→ **Exercise objective**:
Starting with the line that contains "What data populates", copy every line through the end of the data below, exactly and with nothing added.

→ **Material supplied**:
================================

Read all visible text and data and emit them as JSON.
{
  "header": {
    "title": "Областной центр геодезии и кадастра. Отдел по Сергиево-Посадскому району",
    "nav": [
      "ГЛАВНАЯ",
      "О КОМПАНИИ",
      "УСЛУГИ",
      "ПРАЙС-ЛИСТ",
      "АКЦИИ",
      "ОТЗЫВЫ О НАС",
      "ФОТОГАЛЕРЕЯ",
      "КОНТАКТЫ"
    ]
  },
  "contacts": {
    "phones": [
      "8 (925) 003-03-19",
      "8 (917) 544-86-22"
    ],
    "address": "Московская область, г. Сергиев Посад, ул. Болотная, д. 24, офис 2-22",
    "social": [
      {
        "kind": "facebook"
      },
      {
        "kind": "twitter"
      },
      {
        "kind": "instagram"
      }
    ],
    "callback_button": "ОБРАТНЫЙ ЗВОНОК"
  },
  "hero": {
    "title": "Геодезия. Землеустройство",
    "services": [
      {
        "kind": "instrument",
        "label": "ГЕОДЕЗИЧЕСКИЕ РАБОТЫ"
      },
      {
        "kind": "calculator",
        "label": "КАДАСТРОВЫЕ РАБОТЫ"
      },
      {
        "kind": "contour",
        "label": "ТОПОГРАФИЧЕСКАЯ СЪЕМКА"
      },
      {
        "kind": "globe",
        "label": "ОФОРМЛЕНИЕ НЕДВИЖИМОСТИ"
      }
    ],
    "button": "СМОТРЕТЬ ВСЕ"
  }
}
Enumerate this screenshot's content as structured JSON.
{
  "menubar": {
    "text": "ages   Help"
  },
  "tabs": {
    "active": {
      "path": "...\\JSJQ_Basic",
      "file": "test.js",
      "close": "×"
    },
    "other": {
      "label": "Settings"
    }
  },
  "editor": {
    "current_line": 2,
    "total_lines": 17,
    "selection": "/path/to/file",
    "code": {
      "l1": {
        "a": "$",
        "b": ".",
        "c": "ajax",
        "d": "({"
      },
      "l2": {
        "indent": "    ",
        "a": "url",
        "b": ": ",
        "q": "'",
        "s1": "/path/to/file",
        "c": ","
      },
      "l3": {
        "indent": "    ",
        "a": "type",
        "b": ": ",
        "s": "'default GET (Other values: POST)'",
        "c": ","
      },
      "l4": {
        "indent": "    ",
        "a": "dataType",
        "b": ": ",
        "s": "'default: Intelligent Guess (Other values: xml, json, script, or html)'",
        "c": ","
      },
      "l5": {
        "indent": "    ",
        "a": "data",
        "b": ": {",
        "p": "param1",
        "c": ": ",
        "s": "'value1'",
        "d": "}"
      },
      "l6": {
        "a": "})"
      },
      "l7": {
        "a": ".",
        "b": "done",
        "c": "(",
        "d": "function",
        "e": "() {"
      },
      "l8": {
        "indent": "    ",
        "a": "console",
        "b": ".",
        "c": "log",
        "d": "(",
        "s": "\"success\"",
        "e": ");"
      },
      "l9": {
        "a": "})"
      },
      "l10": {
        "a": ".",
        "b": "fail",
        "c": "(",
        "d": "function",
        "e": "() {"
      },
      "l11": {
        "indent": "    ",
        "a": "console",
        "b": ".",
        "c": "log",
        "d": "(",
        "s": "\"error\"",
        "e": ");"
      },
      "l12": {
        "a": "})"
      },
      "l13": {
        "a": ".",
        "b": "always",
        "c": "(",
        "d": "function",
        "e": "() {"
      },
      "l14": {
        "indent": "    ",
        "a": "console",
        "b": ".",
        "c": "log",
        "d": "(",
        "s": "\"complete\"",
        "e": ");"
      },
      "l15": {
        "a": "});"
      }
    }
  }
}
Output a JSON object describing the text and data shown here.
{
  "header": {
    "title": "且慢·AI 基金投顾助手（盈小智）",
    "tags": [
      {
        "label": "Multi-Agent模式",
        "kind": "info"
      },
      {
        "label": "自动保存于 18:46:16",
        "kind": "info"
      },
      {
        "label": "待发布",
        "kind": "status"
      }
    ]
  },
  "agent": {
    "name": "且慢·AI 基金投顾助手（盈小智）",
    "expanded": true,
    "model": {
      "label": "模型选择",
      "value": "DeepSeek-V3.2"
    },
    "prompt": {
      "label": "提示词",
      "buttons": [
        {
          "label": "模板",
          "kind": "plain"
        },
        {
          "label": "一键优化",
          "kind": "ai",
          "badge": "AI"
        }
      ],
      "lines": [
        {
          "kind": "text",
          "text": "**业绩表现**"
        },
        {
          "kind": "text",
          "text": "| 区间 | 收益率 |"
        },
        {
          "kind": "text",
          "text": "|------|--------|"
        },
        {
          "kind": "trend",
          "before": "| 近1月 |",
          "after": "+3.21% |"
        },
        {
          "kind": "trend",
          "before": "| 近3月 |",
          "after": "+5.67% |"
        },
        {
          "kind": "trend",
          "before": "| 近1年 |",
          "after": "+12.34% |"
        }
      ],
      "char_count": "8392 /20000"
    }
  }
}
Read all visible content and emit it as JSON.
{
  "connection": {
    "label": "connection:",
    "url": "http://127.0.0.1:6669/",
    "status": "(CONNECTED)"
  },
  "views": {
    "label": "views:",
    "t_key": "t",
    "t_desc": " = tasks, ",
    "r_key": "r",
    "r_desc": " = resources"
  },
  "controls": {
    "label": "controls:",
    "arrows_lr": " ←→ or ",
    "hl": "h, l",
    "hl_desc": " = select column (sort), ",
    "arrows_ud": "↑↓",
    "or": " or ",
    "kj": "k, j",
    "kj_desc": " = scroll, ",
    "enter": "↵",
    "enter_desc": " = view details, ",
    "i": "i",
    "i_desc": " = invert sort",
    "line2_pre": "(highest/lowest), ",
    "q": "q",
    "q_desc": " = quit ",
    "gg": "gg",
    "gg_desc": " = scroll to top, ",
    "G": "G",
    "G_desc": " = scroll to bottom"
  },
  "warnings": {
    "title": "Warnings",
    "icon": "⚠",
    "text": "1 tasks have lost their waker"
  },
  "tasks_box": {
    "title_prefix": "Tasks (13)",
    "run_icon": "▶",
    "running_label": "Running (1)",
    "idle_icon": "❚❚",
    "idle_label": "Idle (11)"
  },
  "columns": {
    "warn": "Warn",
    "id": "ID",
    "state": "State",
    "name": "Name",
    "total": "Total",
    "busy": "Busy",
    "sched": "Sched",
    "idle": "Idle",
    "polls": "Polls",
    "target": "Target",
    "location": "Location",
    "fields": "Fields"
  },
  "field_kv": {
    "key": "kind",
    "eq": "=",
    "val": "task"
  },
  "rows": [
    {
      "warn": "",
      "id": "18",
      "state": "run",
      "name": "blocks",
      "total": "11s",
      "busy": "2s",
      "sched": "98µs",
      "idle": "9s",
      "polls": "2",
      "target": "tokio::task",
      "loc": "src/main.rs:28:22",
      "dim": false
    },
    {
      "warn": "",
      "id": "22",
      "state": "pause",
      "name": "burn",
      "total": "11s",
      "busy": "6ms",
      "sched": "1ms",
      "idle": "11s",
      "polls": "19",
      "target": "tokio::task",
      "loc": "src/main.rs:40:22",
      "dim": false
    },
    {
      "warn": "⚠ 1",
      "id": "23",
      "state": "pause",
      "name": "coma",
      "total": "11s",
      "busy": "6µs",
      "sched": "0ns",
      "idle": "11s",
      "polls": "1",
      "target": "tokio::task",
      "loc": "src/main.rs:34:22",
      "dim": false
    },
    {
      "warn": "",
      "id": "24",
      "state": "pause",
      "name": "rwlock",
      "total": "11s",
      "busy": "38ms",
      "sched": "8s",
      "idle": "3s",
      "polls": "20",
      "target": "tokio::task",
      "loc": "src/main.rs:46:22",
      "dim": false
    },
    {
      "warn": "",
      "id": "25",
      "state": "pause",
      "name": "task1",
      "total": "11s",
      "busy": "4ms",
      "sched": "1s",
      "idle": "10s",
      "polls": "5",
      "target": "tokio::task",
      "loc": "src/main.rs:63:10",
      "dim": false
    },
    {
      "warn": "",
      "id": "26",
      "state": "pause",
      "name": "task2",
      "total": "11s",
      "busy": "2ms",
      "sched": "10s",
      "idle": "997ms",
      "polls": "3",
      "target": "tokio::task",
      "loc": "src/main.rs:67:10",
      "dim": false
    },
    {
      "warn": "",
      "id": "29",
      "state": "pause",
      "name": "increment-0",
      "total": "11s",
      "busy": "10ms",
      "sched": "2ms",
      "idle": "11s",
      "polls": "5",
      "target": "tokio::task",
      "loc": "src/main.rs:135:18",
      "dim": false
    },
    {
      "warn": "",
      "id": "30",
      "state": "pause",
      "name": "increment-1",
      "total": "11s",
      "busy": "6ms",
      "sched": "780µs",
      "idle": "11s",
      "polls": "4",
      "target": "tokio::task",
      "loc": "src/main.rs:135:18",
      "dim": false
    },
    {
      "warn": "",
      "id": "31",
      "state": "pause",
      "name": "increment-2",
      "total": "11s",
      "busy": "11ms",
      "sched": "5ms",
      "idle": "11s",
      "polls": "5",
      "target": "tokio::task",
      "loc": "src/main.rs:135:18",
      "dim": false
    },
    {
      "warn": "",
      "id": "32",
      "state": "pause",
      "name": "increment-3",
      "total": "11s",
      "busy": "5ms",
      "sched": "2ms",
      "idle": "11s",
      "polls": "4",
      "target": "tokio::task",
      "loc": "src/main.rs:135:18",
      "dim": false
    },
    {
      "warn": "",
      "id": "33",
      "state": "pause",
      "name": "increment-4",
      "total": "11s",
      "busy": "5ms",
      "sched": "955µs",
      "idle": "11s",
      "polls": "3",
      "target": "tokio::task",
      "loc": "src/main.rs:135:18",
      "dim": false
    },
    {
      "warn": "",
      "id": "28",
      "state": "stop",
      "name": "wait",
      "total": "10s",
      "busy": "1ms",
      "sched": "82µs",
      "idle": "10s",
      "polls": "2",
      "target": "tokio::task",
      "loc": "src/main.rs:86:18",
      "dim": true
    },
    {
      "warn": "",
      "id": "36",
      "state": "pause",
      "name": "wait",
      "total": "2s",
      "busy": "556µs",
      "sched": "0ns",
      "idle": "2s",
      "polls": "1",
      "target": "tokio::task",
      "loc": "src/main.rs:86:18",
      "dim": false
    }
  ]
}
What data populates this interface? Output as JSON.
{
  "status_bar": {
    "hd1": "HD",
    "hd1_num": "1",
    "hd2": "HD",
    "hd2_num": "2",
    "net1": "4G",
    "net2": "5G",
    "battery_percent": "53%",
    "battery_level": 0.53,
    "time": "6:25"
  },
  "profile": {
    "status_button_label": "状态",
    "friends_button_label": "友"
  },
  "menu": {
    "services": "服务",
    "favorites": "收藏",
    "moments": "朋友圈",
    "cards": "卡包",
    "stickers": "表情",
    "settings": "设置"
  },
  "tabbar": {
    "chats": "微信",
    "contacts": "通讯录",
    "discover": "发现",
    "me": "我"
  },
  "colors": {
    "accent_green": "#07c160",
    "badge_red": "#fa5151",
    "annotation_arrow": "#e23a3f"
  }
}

================================

→ **Correct answer**:
What data populates this interface? Output as JSON.
{
  "status_bar": {
    "hd1": "HD",
    "hd1_num": "1",
    "hd2": "HD",
    "hd2_num": "2",
    "net1": "4G",
    "net2": "5G",
    "battery_percent": "53%",
    "battery_level": 0.53,
    "time": "6:25"
  },
  "profile": {
    "status_button_label": "状态",
    "friends_button_label": "友"
  },
  "menu": {
    "services": "服务",
    "favorites": "收藏",
    "moments": "朋友圈",
    "cards": "卡包",
    "stickers": "表情",
    "settings": "设置"
  },
  "tabbar": {
    "chats": "微信",
    "contacts": "通讯录",
    "discover": "发现",
    "me": "我"
  },
  "colors": {
    "accent_green": "#07c160",
    "badge_red": "#fa5151",
    "annotation_arrow": "#e23a3f"
  }
}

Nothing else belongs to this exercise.